(Items from a dataset)
■ ■ ■
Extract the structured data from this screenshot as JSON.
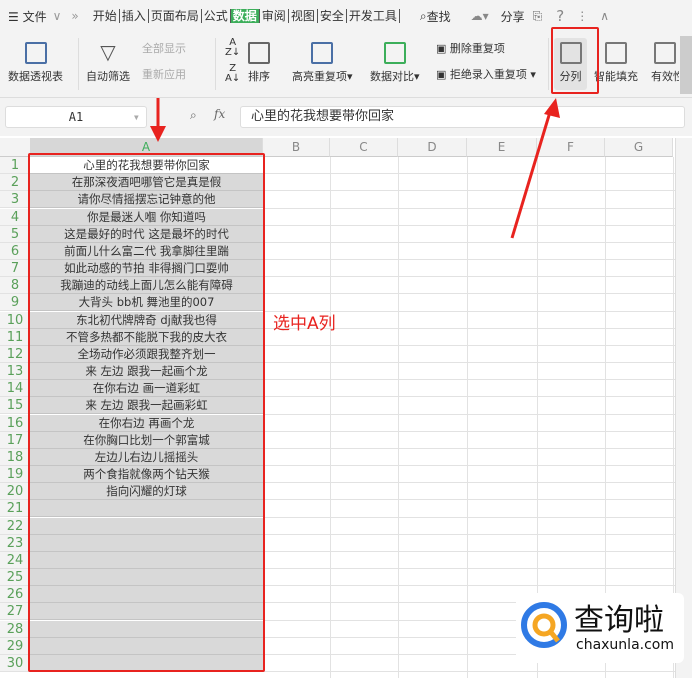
{
  "topbar": {
    "menu": "☰ 文件",
    "more": "»",
    "tabs": [
      "开始",
      "插入",
      "页面布局",
      "公式",
      "数据",
      "审阅",
      "视图",
      "安全",
      "开发工具"
    ],
    "active_tab": "数据",
    "search": "查找",
    "share": "分享",
    "help": "?"
  },
  "ribbon": {
    "pivot": "数据透视表",
    "autofilter": "自动筛选",
    "show_all": "全部显示",
    "reapply": "重新应用",
    "sort": "排序",
    "highlight_dup": "高亮重复项",
    "compare": "数据对比",
    "remove_dup": "删除重复项",
    "reject_dup": "拒绝录入重复项",
    "split": "分列",
    "smart_fill": "智能填充",
    "validity": "有效性"
  },
  "formula_bar": {
    "name_box": "A1",
    "fx": "fx",
    "value": "心里的花我想要带你回家"
  },
  "columns": [
    "A",
    "B",
    "C",
    "D",
    "E",
    "F",
    "G"
  ],
  "rows": [
    "心里的花我想要带你回家",
    "在那深夜酒吧哪管它是真是假",
    "请你尽情摇摆忘记钟意的他",
    "你是最迷人嗰 你知道吗",
    "这是最好的时代 这是最坏的时代",
    "前面儿什么富二代 我拿脚往里踹",
    "如此动感的节拍 非得搁门口耍帅",
    "我蹦迪的动线上面儿怎么能有障碍",
    "大背头 bb机 舞池里的007",
    "东北初代牌牌奇 dj献我也得",
    "不管多热都不能脱下我的皮大衣",
    "全场动作必须跟我整齐划一",
    "来 左边 跟我一起画个龙",
    "在你右边 画一道彩虹",
    "来 左边 跟我一起画彩虹",
    "在你右边 再画个龙",
    "在你胸口比划一个郭富城",
    "左边儿右边儿摇摇头",
    "两个食指就像两个钻天猴",
    "指向闪耀的灯球",
    "",
    "",
    "",
    "",
    "",
    "",
    "",
    "",
    "",
    ""
  ],
  "annotation": "选中A列",
  "watermark": {
    "name": "查询啦",
    "url": "chaxunla.com"
  },
  "colors": {
    "accent": "#3cae5a",
    "annotation": "#e8231f"
  }
}
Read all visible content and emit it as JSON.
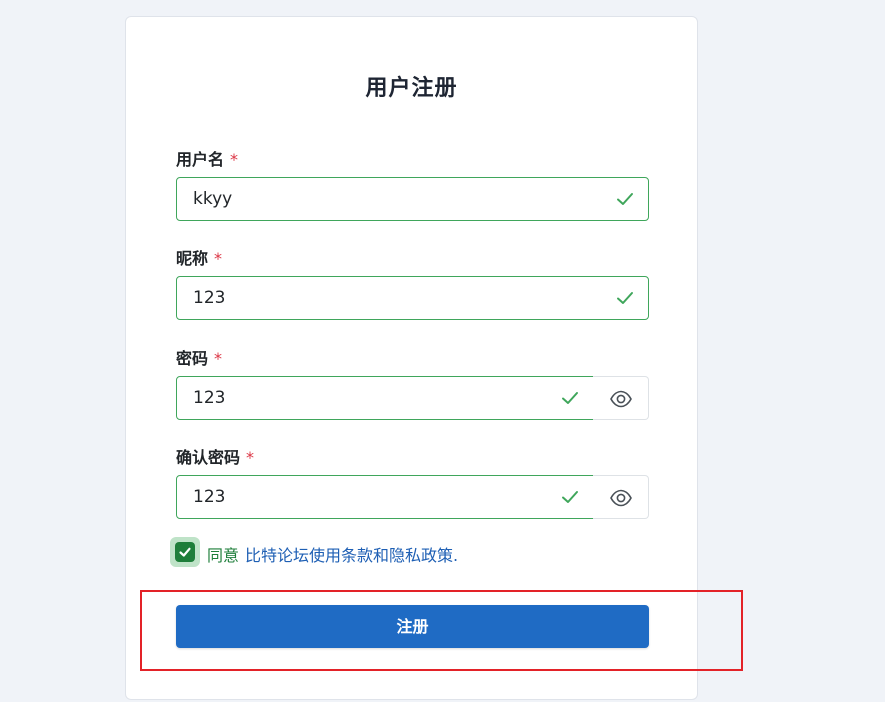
{
  "form": {
    "title": "用户注册",
    "required_mark": "*",
    "fields": [
      {
        "label": "用户名",
        "value": "kkyy",
        "valid": true
      },
      {
        "label": "昵称",
        "value": "123",
        "valid": true
      },
      {
        "label": "密码",
        "value": "123",
        "valid": true,
        "icon": "eye-icon"
      },
      {
        "label": "确认密码",
        "value": "123",
        "valid": true,
        "icon": "eye-icon"
      }
    ],
    "agree": {
      "checked": true,
      "label": "同意",
      "terms_link": "比特论坛使用条款和隐私政策."
    },
    "submit_label": "注册"
  },
  "colors": {
    "valid_green": "#3fa65b",
    "primary_blue": "#1f6bc4",
    "required_red": "#dc3545",
    "annotation_red": "#e32228"
  }
}
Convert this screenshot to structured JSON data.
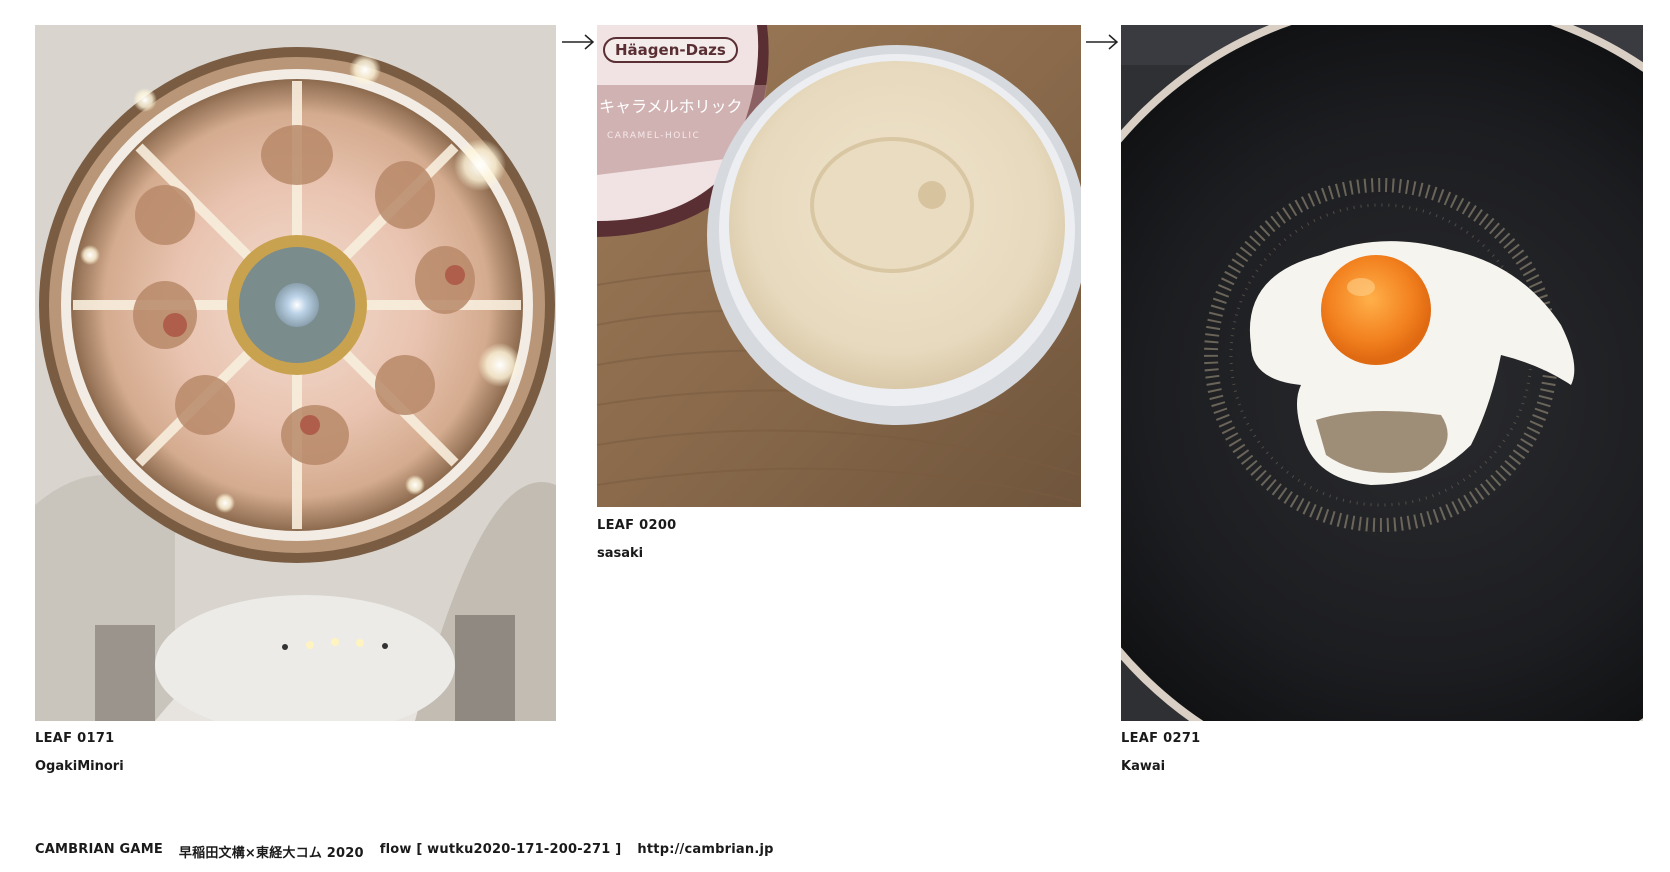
{
  "leaves": [
    {
      "id": "LEAF 0171",
      "author": "OgakiMinori",
      "image": "baroque-dome-ceiling-photo"
    },
    {
      "id": "LEAF 0200",
      "author": "sasaki",
      "image": "ice-cream-cup-photo",
      "brand_text": "Häagen-Dazs",
      "jp_text": "キャラメルホリック",
      "sub_text": "CARAMEL-HOLIC"
    },
    {
      "id": "LEAF 0271",
      "author": "Kawai",
      "image": "fried-egg-pan-photo"
    }
  ],
  "arrows": [
    "right-arrow-icon",
    "right-arrow-icon"
  ],
  "footer": {
    "title": "CAMBRIAN GAME",
    "project": "早稲田文構×東経大コム 2020",
    "flow": "flow [ wutku2020-171-200-271 ]",
    "url": "http://cambrian.jp"
  },
  "colors": {
    "text": "#1a1a1a",
    "background": "#ffffff"
  }
}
■ ■ ■
__GOAL__. State the number of lines in the records that contain the string "LEAF", and nothing more.

__ANSWER TO THIS PROBLEM__. 3